GIVEN TASK:
How many of these lines hold the string "朝花夕拾"? Answer with the number only.
==*==
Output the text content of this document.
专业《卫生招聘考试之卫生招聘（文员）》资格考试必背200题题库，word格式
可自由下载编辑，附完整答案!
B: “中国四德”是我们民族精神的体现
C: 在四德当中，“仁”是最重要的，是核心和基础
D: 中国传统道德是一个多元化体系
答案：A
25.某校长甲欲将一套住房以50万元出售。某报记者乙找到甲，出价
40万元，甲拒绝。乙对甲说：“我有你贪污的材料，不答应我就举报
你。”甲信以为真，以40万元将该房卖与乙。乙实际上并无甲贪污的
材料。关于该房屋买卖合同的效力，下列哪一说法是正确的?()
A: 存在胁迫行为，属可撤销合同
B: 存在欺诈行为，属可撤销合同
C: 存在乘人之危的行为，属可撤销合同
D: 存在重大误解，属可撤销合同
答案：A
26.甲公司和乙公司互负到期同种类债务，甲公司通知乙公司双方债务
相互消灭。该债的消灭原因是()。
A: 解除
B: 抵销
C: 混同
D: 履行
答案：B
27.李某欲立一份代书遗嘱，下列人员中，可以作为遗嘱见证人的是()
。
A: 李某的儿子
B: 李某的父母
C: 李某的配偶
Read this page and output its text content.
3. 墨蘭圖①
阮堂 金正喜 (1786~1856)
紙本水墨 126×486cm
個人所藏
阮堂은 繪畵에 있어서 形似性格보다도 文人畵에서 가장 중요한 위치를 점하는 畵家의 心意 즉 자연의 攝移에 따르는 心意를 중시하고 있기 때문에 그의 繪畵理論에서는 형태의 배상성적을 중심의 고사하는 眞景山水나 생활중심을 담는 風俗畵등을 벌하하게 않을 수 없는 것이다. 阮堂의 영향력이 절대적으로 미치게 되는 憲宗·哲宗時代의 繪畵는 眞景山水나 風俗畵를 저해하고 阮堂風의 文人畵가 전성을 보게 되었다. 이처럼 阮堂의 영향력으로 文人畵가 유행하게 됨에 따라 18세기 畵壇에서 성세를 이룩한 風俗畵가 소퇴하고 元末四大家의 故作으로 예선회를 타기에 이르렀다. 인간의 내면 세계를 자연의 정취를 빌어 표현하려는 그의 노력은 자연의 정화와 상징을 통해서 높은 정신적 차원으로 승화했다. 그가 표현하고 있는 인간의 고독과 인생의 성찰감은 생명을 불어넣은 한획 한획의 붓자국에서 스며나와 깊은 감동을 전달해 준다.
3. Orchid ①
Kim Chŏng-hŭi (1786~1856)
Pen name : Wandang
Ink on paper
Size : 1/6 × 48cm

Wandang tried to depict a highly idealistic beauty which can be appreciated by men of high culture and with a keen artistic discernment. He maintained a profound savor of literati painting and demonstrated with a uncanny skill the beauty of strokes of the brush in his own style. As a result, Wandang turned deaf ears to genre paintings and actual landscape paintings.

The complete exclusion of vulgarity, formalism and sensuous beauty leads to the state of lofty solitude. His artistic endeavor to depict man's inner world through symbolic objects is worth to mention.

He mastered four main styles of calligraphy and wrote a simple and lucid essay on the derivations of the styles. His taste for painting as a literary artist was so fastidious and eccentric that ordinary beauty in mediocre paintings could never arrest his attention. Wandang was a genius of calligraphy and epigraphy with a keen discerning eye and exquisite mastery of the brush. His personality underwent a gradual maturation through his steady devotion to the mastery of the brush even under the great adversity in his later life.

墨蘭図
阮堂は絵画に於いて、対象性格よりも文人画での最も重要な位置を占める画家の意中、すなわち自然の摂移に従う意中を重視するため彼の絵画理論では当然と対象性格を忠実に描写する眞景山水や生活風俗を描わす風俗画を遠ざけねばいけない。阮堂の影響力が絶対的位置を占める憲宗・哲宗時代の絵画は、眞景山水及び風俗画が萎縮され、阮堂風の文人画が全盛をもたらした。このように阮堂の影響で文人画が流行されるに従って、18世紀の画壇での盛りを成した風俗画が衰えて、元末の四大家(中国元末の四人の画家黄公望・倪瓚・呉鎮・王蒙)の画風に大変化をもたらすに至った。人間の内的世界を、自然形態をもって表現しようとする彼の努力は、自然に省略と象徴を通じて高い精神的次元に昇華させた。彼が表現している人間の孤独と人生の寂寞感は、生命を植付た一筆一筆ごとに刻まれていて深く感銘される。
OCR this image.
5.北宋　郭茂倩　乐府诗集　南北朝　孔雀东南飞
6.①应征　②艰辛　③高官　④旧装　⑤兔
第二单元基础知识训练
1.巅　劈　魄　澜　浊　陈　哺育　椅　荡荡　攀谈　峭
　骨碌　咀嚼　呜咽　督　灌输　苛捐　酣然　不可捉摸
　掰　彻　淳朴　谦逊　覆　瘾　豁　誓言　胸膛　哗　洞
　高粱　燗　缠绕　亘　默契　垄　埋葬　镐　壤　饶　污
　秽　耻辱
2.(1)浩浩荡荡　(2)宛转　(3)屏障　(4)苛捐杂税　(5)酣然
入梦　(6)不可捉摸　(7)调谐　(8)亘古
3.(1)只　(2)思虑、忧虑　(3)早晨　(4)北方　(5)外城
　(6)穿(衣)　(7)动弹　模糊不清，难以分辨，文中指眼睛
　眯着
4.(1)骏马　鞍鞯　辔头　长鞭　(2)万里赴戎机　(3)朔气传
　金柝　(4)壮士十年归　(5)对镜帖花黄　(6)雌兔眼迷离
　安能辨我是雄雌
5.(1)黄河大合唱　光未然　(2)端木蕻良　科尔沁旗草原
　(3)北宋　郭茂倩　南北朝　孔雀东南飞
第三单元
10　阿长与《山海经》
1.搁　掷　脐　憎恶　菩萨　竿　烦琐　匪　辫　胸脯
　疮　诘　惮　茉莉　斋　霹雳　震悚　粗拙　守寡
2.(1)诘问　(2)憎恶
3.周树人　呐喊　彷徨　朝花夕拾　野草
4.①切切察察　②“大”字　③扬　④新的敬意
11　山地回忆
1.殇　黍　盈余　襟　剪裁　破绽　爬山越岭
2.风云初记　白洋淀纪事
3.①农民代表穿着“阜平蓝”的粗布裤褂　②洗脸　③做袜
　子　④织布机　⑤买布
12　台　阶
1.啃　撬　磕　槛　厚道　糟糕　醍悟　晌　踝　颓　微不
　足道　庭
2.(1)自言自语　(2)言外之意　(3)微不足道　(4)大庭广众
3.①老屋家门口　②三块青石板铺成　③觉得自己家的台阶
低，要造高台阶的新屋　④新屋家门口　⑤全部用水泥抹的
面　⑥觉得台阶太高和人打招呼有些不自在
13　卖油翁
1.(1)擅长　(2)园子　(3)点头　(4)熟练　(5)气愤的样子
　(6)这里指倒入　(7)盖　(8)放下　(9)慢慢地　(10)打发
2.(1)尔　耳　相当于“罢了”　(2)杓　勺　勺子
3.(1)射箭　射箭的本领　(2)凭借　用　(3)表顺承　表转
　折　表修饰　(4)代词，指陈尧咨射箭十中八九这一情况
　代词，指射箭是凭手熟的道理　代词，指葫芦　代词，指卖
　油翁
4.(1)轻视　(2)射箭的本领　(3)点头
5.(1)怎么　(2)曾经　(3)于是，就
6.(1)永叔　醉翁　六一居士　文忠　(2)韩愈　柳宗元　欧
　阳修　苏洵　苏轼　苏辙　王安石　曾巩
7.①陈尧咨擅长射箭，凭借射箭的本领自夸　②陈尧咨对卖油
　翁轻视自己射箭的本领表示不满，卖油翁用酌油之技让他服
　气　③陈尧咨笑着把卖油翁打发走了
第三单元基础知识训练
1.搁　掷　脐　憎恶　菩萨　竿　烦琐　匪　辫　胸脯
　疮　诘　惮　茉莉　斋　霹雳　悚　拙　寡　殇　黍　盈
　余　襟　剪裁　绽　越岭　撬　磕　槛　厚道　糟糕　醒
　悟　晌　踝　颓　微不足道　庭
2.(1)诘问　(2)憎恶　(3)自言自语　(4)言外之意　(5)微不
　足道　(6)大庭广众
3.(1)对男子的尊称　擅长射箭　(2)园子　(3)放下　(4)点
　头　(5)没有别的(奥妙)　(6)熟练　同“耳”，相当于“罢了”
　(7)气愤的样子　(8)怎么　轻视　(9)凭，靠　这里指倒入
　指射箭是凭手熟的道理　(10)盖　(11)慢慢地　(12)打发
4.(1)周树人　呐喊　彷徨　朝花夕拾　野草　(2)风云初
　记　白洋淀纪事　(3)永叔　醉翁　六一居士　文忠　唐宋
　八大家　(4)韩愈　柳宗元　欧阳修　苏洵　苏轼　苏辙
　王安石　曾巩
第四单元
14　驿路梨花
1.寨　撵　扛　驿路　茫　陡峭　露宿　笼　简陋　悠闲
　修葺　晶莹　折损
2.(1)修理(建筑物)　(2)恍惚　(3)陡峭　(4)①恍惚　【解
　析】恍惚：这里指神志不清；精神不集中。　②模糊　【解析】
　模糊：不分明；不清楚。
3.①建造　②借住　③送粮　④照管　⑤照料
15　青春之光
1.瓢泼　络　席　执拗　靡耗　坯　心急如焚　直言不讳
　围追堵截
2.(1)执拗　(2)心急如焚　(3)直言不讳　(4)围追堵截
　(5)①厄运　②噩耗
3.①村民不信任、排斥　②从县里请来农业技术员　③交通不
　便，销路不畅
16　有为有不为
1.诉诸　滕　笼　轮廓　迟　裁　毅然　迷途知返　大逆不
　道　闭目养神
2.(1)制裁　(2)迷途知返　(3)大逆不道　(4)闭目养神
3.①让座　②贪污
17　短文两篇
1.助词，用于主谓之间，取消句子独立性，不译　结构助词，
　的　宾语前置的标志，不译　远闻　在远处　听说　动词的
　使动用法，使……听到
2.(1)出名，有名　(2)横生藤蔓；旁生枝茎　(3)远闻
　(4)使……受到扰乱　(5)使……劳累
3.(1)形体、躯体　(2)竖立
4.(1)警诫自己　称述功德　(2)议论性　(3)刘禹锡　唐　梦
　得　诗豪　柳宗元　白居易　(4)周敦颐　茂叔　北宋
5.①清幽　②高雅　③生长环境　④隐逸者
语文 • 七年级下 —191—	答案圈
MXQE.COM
==*==
SOLUTION FOR THIS PROBLEM:
2